▸ **WRITTEN TASK**: Collect each line of the entries that holds the string "value".

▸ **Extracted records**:
•••••
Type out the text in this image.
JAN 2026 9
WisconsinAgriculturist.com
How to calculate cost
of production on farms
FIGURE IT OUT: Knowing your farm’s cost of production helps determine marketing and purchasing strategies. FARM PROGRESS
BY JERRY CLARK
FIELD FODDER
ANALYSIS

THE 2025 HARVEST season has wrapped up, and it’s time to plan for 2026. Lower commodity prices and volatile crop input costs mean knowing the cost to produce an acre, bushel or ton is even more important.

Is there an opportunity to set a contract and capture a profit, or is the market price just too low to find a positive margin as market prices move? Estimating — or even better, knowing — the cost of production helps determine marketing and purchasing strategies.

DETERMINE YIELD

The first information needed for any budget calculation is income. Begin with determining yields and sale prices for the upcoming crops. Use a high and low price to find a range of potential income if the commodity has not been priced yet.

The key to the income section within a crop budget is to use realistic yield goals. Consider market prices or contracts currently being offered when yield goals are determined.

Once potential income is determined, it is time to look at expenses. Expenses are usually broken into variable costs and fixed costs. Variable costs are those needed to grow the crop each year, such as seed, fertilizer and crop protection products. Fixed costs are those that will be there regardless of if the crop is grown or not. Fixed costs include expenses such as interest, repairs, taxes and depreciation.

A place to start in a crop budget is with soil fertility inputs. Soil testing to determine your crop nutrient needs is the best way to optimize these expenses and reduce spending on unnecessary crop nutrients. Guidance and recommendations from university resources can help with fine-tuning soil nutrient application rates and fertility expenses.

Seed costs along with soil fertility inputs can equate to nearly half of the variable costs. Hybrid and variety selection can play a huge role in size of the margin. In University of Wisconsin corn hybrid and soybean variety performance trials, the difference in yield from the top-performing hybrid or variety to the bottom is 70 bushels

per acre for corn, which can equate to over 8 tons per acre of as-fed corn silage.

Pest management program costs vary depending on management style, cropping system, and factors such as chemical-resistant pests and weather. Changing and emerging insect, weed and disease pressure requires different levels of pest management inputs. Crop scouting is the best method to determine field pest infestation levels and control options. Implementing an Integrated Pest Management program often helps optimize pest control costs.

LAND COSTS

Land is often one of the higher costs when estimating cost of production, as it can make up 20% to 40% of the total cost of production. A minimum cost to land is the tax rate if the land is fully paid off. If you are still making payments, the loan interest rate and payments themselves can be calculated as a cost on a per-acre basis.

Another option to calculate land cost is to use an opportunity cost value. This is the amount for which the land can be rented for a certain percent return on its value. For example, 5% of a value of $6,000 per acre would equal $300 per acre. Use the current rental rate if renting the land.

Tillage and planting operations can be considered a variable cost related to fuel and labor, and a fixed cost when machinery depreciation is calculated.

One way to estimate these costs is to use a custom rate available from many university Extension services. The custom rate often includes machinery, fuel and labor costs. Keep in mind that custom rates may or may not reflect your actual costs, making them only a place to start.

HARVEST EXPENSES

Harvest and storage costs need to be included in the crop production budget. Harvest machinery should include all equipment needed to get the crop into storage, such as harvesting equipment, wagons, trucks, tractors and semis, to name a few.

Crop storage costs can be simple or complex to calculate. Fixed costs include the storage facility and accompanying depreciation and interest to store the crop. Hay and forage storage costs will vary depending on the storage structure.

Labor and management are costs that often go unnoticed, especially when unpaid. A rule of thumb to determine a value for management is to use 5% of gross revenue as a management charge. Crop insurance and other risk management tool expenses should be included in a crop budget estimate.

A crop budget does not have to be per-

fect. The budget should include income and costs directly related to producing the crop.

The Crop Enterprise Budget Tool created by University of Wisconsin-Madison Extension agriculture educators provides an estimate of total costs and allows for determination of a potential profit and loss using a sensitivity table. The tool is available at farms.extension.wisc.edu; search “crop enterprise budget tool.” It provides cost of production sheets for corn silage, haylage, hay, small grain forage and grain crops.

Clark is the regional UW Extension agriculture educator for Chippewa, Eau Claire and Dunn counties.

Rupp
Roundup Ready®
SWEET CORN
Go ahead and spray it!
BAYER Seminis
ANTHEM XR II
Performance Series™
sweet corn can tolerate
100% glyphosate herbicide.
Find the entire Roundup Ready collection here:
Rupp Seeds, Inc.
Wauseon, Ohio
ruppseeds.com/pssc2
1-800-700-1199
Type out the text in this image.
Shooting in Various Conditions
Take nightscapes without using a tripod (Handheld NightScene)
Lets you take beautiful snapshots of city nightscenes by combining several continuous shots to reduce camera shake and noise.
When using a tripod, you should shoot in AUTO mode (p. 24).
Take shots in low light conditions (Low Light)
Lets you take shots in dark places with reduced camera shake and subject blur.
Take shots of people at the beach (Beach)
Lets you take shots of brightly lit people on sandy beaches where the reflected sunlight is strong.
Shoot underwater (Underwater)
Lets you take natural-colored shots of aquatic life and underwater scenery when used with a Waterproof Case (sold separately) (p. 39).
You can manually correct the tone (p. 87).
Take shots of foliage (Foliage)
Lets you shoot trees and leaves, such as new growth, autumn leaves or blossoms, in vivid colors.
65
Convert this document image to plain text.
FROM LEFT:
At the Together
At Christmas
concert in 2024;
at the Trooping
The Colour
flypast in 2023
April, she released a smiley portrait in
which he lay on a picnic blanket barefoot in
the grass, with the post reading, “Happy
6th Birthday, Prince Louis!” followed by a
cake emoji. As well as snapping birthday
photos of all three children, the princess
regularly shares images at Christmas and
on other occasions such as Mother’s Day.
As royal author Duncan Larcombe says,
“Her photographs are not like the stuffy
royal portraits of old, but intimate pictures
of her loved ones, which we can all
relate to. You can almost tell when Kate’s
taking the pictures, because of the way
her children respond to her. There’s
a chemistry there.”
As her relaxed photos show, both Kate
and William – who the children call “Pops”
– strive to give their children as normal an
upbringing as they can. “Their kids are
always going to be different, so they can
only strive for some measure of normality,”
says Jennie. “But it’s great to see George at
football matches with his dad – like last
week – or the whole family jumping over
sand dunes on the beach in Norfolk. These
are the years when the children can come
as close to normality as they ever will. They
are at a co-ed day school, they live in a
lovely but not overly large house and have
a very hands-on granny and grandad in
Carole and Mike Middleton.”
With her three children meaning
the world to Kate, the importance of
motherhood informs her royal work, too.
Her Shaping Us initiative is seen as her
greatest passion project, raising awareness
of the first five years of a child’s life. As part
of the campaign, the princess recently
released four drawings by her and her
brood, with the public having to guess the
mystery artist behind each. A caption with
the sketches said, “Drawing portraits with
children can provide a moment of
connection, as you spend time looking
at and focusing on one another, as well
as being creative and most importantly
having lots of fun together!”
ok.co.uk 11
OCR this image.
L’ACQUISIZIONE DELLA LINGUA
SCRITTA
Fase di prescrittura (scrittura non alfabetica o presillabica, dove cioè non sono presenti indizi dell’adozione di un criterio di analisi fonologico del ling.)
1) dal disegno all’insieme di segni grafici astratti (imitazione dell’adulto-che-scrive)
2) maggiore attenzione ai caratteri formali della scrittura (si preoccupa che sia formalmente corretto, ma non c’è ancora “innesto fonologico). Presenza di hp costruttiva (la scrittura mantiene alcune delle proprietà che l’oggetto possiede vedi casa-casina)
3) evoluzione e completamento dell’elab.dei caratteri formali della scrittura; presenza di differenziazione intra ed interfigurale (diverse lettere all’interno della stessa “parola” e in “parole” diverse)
•••••
▸ **RESULT FOR THIS TASK**:
Another option to calculate land cost is to use an opportunity cost value. This is the amount for which the land can be rented for a certain percent return on its value. For example, 5% of a value of $6,000 per acre would equal $300 per acre. Use the current rental rate if renting the land.
Labor and management are costs that often go unnoticed, especially when unpaid. A rule of thumb to determine a value for management is to use 5% of gross revenue as a management charge. Crop insurance and other risk management tool expenses should be included in a crop budget estimate.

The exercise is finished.